_Goal of the exercise_
Quote the records below word for word, line by line, with nothing changed or left out.

_Provided entries_
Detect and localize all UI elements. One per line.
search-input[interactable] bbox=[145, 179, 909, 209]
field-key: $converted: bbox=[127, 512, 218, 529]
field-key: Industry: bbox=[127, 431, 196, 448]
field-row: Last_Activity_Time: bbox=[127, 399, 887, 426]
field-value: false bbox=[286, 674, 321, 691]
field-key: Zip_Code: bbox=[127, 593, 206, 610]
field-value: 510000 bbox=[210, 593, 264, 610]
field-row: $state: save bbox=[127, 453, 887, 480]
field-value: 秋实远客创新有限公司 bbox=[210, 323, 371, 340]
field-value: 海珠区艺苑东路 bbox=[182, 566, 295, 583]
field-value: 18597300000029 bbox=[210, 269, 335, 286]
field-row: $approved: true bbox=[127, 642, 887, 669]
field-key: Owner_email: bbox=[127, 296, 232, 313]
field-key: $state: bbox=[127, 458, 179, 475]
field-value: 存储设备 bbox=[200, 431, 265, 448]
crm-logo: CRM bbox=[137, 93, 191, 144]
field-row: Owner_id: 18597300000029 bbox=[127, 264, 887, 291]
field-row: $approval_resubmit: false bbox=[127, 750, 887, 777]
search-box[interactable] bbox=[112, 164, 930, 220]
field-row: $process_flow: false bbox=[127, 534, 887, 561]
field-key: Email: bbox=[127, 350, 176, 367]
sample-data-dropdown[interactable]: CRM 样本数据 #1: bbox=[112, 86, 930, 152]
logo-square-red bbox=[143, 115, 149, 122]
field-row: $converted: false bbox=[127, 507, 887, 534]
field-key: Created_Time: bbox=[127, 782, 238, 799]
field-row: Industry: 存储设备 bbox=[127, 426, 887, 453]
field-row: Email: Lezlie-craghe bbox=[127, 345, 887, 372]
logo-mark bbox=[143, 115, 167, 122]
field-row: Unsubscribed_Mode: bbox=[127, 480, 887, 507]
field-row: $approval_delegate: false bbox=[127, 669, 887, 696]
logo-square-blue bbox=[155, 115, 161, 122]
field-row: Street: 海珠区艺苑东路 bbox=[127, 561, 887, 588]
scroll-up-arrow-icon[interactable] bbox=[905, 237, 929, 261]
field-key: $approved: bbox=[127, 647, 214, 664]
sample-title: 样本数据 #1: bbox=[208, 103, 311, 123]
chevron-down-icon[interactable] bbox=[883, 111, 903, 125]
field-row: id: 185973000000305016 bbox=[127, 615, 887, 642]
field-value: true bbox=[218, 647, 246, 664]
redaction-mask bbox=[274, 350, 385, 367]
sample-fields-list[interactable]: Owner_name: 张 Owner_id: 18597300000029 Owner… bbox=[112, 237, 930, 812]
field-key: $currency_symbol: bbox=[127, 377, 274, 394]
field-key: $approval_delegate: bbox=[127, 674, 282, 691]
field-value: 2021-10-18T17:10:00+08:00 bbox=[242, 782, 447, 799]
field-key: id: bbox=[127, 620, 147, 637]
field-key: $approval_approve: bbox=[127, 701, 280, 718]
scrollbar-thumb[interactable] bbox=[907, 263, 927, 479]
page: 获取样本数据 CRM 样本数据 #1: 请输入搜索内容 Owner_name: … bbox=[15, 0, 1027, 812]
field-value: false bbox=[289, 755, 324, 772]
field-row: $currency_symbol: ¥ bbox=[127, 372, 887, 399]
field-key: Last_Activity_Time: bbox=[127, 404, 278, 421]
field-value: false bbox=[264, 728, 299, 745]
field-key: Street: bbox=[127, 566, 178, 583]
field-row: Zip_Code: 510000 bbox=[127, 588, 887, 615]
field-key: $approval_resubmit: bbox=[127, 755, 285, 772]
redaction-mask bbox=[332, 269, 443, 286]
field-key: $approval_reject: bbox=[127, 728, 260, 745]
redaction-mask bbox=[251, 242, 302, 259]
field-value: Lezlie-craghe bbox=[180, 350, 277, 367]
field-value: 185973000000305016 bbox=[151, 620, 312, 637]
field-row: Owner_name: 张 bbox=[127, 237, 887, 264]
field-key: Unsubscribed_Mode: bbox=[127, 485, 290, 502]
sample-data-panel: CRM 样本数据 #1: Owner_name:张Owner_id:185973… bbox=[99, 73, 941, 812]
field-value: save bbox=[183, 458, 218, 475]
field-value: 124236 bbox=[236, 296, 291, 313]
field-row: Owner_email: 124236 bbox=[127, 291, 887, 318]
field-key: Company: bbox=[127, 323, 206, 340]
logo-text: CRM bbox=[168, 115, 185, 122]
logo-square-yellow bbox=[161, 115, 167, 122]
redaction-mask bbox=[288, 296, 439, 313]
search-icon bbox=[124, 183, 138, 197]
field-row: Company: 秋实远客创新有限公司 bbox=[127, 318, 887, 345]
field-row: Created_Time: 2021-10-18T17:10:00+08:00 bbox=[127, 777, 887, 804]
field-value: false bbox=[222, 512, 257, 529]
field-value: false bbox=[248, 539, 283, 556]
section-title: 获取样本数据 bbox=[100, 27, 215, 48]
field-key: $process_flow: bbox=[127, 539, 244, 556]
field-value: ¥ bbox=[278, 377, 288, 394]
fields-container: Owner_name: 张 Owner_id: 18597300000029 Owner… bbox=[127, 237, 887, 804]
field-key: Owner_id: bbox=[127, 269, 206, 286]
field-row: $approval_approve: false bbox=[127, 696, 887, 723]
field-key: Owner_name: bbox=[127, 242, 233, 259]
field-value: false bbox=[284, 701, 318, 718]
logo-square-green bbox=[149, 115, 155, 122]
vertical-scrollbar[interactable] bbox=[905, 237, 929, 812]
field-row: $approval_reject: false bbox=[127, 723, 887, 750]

_Result for this exercise_
Detect and localize all UI elements. One per line.
search-input[interactable] bbox=[145, 179, 909, 209]
field-key: $converted: bbox=[127, 512, 218, 529]
field-key: Industry: bbox=[127, 431, 196, 448]
field-row: Last_Activity_Time: bbox=[127, 399, 887, 426]
field-value: false bbox=[286, 674, 321, 691]
field-key: Zip_Code: bbox=[127, 593, 206, 610]
field-value: 510000 bbox=[210, 593, 264, 610]
field-row: $state: save bbox=[127, 453, 887, 480]
field-value: 秋实远客创新有限公司 bbox=[210, 323, 371, 340]
field-value: 海珠区艺苑东路 bbox=[182, 566, 295, 583]
field-value: 18597300000029 bbox=[210, 269, 335, 286]
field-row: $approved: true bbox=[127, 642, 887, 669]
field-key: Owner_email: bbox=[127, 296, 232, 313]
field-key: $state: bbox=[127, 458, 179, 475]
field-value: 存储设备 bbox=[200, 431, 265, 448]
crm-logo: CRM bbox=[137, 93, 191, 144]
field-row: Owner_id: 18597300000029 bbox=[127, 264, 887, 291]
field-row: $approval_resubmit: false bbox=[127, 750, 887, 777]
search-box[interactable] bbox=[112, 164, 930, 220]
field-row: $process_flow: false bbox=[127, 534, 887, 561]
field-key: Email: bbox=[127, 350, 176, 367]
sample-data-dropdown[interactable]: CRM 样本数据 #1: bbox=[112, 86, 930, 152]
logo-square-red bbox=[143, 115, 149, 122]
field-row: $converted: false bbox=[127, 507, 887, 534]
field-key: Created_Time: bbox=[127, 782, 238, 799]
field-row: Industry: 存储设备 bbox=[127, 426, 887, 453]
field-row: Email: Lezlie-craghe bbox=[127, 345, 887, 372]
logo-mark bbox=[143, 115, 167, 122]
field-row: Unsubscribed_Mode: bbox=[127, 480, 887, 507]
field-row: $approval_delegate: false bbox=[127, 669, 887, 696]
logo-square-blue bbox=[155, 115, 161, 122]
field-row: Street: 海珠区艺苑东路 bbox=[127, 561, 887, 588]
scroll-up-arrow-icon[interactable] bbox=[905, 237, 929, 261]
field-key: $approved: bbox=[127, 647, 214, 664]
sample-title: 样本数据 #1: bbox=[208, 103, 311, 123]
chevron-down-icon[interactable] bbox=[883, 111, 903, 125]
field-row: id: 185973000000305016 bbox=[127, 615, 887, 642]
field-value: true bbox=[218, 647, 246, 664]
redaction-mask bbox=[274, 350, 385, 367]
sample-fields-list[interactable]: Owner_name: 张 Owner_id: 18597300000029 Owner… bbox=[112, 237, 930, 812]
field-key: $currency_symbol: bbox=[127, 377, 274, 394]
field-key: $approval_delegate: bbox=[127, 674, 282, 691]
field-value: 2021-10-18T17:10:00+08:00 bbox=[242, 782, 447, 799]
field-key: id: bbox=[127, 620, 147, 637]
field-key: $approval_approve: bbox=[127, 701, 280, 718]
scrollbar-thumb[interactable] bbox=[907, 263, 927, 479]
page: 获取样本数据 CRM 样本数据 #1: 请输入搜索内容 Owner_name: … bbox=[15, 0, 1027, 812]
field-value: false bbox=[289, 755, 324, 772]
field-row: $currency_symbol: ¥ bbox=[127, 372, 887, 399]
field-key: Last_Activity_Time: bbox=[127, 404, 278, 421]
field-value: false bbox=[264, 728, 299, 745]
field-key: Street: bbox=[127, 566, 178, 583]
field-row: Zip_Code: 510000 bbox=[127, 588, 887, 615]
field-key: $approval_resubmit: bbox=[127, 755, 285, 772]
redaction-mask bbox=[332, 269, 443, 286]
field-key: $approval_reject: bbox=[127, 728, 260, 745]
redaction-mask bbox=[251, 242, 302, 259]
field-value: Lezlie-craghe bbox=[180, 350, 277, 367]
field-value: 185973000000305016 bbox=[151, 620, 312, 637]
field-row: Owner_name: 张 bbox=[127, 237, 887, 264]
field-key: Unsubscribed_Mode: bbox=[127, 485, 290, 502]
sample-data-panel: CRM 样本数据 #1: Owner_name:张Owner_id:185973… bbox=[99, 73, 941, 812]
field-value: save bbox=[183, 458, 218, 475]
field-value: 124236 bbox=[236, 296, 291, 313]
field-row: Owner_email: 124236 bbox=[127, 291, 887, 318]
field-key: Company: bbox=[127, 323, 206, 340]
logo-text: CRM bbox=[168, 115, 185, 122]
logo-square-yellow bbox=[161, 115, 167, 122]
redaction-mask bbox=[288, 296, 439, 313]
search-icon bbox=[124, 183, 138, 197]
field-row: Company: 秋实远客创新有限公司 bbox=[127, 318, 887, 345]
field-row: Created_Time: 2021-10-18T17:10:00+08:00 bbox=[127, 777, 887, 804]
field-value: false bbox=[222, 512, 257, 529]
field-value: false bbox=[248, 539, 283, 556]
section-title: 获取样本数据 bbox=[100, 27, 215, 48]
field-key: $process_flow: bbox=[127, 539, 244, 556]
field-value: ¥ bbox=[278, 377, 288, 394]
fields-container: Owner_name: 张 Owner_id: 18597300000029 Owner… bbox=[127, 237, 887, 804]
field-key: Owner_id: bbox=[127, 269, 206, 286]
field-row: $approval_approve: false bbox=[127, 696, 887, 723]
field-key: Owner_name: bbox=[127, 242, 233, 259]
field-value: false bbox=[284, 701, 318, 718]
logo-square-green bbox=[149, 115, 155, 122]
vertical-scrollbar[interactable] bbox=[905, 237, 929, 812]
field-row: $approval_reject: false bbox=[127, 723, 887, 750]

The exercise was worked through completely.